## Start

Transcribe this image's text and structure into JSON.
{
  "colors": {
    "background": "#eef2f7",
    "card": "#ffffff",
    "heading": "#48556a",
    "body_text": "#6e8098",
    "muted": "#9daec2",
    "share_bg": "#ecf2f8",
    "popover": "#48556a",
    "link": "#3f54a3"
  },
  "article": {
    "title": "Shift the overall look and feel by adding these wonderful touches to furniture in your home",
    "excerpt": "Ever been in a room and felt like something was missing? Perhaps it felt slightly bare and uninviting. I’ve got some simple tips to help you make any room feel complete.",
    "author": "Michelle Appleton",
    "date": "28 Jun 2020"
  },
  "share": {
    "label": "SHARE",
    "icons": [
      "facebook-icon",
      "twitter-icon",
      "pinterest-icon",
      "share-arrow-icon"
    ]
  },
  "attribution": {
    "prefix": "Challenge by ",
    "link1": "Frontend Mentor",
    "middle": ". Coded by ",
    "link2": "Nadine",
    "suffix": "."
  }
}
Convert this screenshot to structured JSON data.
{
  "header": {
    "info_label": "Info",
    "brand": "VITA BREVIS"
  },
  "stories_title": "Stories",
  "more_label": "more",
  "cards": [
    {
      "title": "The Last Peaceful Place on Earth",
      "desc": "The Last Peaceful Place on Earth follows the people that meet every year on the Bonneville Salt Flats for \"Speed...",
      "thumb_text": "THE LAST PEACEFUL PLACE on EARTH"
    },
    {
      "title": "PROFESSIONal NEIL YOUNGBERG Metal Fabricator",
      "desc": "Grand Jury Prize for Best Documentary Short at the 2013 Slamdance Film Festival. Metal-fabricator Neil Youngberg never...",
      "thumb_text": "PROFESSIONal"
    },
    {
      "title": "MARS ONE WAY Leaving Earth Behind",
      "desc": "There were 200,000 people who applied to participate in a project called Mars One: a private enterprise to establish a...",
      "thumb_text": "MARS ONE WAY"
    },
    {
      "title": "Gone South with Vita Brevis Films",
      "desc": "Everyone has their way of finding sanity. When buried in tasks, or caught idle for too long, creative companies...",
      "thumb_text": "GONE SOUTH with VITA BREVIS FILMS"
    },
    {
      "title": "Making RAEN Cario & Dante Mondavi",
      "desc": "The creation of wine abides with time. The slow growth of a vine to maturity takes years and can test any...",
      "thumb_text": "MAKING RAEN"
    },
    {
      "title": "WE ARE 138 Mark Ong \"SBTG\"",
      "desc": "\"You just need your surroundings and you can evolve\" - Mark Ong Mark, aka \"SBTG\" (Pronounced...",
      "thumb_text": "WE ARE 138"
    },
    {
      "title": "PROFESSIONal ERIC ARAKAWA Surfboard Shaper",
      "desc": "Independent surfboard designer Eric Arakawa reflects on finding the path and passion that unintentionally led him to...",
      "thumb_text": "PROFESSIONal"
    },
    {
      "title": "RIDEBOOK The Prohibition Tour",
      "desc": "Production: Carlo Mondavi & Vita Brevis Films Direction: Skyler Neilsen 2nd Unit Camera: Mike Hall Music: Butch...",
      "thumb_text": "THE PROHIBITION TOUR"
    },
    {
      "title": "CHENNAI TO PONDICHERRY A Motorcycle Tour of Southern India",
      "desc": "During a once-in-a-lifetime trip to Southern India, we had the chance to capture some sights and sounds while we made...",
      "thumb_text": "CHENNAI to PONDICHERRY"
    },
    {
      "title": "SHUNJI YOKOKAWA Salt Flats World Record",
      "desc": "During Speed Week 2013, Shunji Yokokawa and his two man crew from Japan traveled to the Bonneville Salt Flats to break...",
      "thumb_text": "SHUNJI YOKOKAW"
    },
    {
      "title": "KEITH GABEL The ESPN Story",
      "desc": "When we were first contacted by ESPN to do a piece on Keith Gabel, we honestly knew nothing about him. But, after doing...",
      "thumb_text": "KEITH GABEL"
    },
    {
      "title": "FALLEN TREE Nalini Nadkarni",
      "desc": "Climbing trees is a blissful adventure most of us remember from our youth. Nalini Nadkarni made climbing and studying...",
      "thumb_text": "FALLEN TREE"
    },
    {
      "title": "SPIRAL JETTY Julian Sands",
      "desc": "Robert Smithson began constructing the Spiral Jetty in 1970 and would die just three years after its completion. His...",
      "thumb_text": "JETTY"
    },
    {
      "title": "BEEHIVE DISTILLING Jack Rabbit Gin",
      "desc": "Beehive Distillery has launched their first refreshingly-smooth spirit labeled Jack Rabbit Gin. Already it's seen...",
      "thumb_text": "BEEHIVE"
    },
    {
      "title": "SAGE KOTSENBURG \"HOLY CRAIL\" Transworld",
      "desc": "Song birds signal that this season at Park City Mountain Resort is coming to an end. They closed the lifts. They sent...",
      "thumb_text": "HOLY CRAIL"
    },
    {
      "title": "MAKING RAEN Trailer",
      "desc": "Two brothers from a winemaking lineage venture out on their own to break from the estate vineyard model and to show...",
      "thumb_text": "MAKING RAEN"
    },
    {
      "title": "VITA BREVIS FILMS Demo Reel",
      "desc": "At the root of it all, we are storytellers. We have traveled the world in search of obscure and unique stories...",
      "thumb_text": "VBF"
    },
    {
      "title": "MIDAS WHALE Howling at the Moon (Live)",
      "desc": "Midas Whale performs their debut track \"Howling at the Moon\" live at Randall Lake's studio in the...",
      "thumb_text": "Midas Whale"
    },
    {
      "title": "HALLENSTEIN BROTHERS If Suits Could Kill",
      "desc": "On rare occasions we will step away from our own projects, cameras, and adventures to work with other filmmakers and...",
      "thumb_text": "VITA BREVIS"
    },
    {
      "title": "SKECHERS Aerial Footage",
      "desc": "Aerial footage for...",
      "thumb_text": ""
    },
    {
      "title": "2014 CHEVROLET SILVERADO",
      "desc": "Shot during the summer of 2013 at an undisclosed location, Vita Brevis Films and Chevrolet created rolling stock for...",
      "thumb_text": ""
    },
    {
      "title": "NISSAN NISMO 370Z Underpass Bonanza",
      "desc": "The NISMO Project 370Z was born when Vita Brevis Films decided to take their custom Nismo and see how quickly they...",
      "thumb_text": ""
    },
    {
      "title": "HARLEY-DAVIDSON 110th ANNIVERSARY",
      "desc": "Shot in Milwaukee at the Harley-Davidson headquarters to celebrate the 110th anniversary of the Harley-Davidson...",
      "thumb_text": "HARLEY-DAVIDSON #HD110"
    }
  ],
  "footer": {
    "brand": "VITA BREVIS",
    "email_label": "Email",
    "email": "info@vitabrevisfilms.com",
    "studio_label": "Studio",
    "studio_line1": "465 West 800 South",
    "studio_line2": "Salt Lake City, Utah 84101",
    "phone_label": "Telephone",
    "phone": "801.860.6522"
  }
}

## End

WRITTEN PROBLEM:
Using the records above, find and show each line with the string "just".

WRITTEN ANSWER:
      "desc": "\"You just need your surroundings and you can evolve\" - Mark Ong Mark, aka \"SBTG\" (Pronounced...",
      "desc": "Robert Smithson began constructing the Spiral Jetty in 1970 and would die just three years after its completion. His...",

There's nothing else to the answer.